Source passage

1.07.2011

Beginnings of a python analyzer

Analyzing the source code your running is a massive task. An enormous amount of effort goes into search for and fixing software faults. One thing I've always wondered is how would an analyzer (static or runtime) look if it were examining python. Being a dynamically typed language, python can be extremely tricky to analyze from just its syntax. However, thanks to Armin Ronacher it does have one excellent feature which could allow deeper analysis; direct access to a parsed ast. With this module you can examine, manipulate or mangle the language any way you see fit.
I've decided to attack the number one bug creator in my opinion, passing None to a function. If this were C, that would be like passing NULL. I can't really see why there would be a good place to do that and in my experiences its usually causing a bug. Beyond the basic reasons, its just semantically wrong to be passing around nothing. It sort of defeats the point of providing arguments at all. In python, we've got really nice default argument syntax so if you must have None for a argument, make that the default and don't pass anything. If you can't avoid this due to some API then I'm sorry.
Anyway, here's how I went after it; first I created a class which extends NodeTransformer and added this method:

def visit_Call(self, node):        
 self.generic_visit(node)        
 for x in chain(node.args, node.keywords):            
  x = x.value if hasattr(x, 'value') else x            
  if isinstance(x, Name) and x.id == 'None':            
   warn("Passing None Argument to function", RuntimeWarning)
 return node

Then I just use that method in a simple function to create the ast and walk it:

with open(sys.argv[1]) as f:    
 source = f.read()    
 ast = parse(source, sys.argv[1])    
 node = StaticTransformer().visit(ast)

Now when I call this script and pass in any compilable Python code, if there are any warnings I'll know about them and be able to fix them before the code gets used elsewhere. It is easy to add more methods to check ast nodes, you just follow the visit_<Node> pattern for naming the functions in your NodeTransformer class. I've created a gist with the code that I've written so far, feel free to fork and contribute!

Tasks for this exercise
A. Answer these questions using the post on the Python analyzer:
(i) Who does the post credit for Python's direct access to a parsed ast?
(ii) Which class does the author's class extend?
(iii) Which warning category does the visit_Call method pass to warn?
B. Return the portion of the post on the Python analyzer that starts with "node = StaticTransformer().visit(ast)" and goes on through "fork and contribute!", copied exactly.

Document understanding data:
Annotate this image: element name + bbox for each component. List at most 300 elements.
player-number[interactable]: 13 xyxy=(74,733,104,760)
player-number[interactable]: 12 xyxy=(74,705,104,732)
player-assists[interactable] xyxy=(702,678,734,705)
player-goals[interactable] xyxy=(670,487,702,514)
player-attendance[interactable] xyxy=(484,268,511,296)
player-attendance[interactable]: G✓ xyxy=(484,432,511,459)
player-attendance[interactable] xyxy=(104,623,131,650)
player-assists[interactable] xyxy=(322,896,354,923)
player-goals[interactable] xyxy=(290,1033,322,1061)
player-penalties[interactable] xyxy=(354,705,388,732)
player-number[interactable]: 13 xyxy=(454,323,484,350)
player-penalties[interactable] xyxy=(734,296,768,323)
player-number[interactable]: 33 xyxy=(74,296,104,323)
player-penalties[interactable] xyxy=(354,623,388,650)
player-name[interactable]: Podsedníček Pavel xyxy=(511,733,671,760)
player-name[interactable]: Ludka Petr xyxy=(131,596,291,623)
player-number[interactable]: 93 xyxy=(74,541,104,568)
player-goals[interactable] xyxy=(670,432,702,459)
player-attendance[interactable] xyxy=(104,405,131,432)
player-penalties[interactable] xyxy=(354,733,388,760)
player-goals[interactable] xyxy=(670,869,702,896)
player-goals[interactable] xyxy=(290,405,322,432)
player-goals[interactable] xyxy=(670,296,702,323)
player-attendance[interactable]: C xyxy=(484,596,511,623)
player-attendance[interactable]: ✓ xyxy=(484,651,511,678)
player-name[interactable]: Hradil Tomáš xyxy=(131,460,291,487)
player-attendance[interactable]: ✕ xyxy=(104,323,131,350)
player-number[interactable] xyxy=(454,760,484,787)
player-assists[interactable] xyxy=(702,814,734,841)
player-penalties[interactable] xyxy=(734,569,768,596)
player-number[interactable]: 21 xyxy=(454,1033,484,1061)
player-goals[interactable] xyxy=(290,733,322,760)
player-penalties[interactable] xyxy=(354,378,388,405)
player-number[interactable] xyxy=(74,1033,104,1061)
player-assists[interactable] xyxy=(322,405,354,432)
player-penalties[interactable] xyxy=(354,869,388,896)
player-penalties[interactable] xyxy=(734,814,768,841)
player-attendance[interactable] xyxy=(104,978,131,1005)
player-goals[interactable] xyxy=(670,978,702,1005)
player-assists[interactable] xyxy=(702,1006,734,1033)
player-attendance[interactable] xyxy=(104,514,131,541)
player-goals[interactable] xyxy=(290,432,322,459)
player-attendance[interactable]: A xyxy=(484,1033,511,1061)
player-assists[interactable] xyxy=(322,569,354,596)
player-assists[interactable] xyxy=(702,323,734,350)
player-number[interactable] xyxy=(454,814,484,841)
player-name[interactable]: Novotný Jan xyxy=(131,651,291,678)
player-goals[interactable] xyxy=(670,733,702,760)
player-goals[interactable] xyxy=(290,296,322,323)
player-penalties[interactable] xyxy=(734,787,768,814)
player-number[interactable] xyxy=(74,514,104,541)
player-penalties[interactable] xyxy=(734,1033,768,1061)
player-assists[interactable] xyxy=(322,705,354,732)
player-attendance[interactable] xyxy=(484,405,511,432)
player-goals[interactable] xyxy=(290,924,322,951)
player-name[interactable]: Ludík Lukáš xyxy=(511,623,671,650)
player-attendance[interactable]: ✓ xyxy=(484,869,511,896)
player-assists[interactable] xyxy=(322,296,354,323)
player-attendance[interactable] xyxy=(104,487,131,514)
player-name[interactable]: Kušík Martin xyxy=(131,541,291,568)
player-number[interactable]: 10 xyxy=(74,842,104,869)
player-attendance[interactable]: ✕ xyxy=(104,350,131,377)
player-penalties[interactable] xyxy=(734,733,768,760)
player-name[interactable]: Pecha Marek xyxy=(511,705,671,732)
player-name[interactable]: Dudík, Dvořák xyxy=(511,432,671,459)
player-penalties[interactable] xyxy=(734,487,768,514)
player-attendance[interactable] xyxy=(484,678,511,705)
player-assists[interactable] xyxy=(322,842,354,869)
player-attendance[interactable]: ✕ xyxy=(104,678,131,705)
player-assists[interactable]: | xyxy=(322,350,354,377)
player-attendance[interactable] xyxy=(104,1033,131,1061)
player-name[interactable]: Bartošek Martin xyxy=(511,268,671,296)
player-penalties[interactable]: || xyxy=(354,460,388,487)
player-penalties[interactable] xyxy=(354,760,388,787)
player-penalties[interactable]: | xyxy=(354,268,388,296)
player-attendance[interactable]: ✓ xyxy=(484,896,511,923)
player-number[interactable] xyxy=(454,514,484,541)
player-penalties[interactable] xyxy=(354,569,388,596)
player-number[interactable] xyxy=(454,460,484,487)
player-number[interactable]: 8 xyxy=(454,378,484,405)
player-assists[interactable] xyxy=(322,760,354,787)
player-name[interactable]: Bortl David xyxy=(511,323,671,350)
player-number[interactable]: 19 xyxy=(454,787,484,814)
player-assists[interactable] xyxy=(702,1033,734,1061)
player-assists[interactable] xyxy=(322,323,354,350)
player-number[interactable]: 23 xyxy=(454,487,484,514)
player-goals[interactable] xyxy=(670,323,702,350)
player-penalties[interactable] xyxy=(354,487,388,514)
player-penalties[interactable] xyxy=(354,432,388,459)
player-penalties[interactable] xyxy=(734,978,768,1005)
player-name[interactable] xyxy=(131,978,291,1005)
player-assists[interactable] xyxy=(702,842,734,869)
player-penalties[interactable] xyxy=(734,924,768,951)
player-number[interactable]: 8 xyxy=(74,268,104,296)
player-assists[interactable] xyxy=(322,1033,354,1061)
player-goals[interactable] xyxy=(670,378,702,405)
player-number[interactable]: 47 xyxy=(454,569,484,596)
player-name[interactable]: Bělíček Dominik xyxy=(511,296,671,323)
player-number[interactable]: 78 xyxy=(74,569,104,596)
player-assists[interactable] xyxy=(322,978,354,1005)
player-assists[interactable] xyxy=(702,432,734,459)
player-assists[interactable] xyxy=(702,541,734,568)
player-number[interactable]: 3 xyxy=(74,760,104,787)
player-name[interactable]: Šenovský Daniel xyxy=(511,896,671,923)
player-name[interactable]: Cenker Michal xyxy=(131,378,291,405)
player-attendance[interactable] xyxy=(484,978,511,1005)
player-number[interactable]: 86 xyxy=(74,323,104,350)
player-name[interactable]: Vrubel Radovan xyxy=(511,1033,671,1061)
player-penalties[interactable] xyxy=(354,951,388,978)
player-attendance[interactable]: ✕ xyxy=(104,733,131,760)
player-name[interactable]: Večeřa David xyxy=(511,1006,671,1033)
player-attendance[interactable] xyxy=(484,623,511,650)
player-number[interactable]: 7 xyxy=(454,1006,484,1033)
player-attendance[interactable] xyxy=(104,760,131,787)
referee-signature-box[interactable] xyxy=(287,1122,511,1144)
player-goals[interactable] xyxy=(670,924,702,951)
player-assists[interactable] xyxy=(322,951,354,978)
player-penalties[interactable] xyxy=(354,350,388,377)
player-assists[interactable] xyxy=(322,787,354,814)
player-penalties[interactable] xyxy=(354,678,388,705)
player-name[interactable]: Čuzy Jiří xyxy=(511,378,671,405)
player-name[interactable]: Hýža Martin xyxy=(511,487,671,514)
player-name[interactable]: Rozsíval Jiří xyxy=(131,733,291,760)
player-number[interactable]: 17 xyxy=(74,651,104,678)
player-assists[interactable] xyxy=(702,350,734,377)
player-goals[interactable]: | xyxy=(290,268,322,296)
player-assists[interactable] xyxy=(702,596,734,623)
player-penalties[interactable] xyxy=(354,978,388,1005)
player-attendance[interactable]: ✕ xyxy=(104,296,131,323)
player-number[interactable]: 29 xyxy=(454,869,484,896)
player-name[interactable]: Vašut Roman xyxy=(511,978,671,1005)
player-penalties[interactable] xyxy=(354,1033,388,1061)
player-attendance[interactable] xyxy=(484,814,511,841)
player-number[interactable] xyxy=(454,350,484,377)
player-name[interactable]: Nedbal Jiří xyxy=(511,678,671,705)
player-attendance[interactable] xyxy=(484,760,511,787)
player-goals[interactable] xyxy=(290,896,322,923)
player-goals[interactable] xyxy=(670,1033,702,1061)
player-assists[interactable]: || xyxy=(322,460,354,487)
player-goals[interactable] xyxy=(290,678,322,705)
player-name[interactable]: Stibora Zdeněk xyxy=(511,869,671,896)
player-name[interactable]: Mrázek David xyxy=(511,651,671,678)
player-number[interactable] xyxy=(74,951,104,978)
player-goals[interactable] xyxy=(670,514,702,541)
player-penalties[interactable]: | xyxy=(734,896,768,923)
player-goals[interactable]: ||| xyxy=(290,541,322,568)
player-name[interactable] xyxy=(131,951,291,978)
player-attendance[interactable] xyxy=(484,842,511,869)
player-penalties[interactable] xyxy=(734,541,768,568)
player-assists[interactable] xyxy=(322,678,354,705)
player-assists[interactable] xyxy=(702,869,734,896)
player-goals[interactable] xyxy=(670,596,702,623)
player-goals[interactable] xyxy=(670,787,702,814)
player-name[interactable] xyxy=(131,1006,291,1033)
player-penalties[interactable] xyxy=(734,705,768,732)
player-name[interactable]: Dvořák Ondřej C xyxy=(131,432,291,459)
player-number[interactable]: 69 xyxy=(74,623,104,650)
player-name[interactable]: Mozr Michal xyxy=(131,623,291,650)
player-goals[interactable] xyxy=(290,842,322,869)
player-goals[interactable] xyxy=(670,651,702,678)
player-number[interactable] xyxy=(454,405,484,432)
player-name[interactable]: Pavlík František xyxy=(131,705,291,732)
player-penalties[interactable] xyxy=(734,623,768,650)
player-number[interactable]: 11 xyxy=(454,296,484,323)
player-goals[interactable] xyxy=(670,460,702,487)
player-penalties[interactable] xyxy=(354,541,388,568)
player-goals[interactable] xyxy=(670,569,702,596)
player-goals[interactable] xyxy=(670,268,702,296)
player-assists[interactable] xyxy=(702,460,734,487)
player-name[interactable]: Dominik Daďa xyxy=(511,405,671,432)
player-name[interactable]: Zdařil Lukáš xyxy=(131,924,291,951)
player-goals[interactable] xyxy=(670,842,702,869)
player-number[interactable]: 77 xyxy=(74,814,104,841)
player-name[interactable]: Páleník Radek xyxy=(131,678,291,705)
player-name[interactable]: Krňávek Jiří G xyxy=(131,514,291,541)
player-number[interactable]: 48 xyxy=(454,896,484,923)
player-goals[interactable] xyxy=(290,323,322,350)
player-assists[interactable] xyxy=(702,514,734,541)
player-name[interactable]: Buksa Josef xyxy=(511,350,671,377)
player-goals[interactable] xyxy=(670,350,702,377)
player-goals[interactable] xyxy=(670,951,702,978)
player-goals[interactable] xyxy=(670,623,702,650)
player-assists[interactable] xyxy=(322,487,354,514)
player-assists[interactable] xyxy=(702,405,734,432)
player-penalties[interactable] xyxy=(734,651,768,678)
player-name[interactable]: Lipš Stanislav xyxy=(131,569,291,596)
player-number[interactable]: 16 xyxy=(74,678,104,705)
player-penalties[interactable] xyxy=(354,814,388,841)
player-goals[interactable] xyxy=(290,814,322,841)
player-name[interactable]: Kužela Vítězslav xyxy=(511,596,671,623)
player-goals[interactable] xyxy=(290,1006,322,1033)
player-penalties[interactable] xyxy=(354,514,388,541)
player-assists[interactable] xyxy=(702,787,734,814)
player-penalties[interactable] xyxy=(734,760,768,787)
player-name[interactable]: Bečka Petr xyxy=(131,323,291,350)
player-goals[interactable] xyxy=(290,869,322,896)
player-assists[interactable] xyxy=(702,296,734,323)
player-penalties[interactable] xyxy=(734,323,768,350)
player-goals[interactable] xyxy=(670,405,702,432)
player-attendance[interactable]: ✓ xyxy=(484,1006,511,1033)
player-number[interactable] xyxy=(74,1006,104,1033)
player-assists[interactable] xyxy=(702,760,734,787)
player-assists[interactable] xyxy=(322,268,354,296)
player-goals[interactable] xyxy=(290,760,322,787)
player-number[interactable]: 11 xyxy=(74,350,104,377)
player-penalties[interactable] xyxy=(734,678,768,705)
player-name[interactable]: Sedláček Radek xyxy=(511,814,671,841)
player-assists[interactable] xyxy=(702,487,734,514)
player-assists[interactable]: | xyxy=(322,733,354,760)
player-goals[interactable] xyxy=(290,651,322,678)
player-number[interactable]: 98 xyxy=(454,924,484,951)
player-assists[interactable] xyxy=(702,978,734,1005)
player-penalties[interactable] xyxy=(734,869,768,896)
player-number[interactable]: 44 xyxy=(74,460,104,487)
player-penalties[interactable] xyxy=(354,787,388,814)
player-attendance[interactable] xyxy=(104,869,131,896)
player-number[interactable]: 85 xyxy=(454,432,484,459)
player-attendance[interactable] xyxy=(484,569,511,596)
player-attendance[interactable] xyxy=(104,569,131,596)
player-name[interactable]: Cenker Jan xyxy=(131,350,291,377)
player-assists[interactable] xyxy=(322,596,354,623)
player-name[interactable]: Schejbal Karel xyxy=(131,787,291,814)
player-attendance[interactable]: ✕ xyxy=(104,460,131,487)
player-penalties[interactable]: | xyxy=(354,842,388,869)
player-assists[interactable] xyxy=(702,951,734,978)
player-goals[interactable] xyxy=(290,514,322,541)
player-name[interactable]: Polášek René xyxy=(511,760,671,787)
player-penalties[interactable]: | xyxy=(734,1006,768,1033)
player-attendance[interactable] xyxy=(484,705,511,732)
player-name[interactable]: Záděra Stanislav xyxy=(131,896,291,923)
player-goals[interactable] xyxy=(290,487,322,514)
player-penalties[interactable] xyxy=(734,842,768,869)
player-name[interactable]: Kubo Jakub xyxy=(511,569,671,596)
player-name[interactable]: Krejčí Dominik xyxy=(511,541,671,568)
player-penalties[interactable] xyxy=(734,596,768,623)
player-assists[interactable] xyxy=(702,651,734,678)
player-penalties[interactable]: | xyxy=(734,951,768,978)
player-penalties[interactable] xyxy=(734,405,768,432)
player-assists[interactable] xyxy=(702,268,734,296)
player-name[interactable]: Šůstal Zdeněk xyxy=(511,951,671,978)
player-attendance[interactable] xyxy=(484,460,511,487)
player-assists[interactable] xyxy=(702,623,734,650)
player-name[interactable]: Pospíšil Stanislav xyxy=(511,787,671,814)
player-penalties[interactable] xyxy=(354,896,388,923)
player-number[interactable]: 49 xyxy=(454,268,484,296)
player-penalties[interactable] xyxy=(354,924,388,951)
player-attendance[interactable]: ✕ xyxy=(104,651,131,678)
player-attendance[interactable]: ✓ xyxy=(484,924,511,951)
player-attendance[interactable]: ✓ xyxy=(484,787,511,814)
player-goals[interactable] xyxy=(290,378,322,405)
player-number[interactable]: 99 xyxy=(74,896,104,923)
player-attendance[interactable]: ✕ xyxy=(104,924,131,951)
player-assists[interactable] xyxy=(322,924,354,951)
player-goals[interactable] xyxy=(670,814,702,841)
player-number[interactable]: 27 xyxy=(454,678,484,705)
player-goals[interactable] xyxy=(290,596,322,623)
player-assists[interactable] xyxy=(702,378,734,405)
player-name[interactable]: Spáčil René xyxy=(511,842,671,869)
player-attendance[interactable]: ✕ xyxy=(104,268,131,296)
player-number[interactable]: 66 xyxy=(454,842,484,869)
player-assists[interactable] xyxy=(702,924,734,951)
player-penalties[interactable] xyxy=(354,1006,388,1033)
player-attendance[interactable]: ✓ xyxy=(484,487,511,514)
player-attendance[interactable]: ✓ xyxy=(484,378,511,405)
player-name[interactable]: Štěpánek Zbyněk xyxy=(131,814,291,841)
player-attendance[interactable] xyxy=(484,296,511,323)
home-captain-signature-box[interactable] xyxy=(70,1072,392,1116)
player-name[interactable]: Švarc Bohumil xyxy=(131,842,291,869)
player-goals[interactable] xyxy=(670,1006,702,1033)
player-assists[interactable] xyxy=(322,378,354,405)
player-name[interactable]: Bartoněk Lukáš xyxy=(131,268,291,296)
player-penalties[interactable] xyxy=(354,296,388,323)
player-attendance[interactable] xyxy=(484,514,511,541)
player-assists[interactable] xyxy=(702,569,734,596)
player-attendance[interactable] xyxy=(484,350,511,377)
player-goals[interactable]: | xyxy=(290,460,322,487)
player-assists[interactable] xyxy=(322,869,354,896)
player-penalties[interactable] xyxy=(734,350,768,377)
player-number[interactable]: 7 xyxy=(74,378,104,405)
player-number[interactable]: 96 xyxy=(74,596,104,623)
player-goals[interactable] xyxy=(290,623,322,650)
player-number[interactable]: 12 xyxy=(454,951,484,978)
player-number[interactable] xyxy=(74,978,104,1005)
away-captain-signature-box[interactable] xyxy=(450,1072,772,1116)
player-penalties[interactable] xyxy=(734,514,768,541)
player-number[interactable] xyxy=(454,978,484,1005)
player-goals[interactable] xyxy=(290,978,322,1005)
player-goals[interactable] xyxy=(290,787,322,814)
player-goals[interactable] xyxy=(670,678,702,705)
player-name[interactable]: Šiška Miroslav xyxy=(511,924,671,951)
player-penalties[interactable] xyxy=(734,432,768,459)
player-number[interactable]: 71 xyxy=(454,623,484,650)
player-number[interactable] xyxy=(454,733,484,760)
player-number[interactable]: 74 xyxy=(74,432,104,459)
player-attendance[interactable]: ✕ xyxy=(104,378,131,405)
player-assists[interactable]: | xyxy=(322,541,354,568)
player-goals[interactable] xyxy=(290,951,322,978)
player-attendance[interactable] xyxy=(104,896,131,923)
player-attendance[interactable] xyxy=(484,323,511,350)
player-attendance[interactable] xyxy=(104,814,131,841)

Exercise responses
A.
(i) Armin Ronacher
(ii) NodeTransformer
(iii) RuntimeWarning

B.
node = StaticTransformer().visit(ast)

Now when I call this script and pass in any compilable Python code, if there are any warnings I'll know about them and be able to fix them before the code gets used elsewhere. It is easy to add more methods to check ast nodes, you just follow the visit_<Node> pattern for naming the functions in your NodeTransformer class. I've created a gist with the code that I've written so far, feel free to fork and contribute!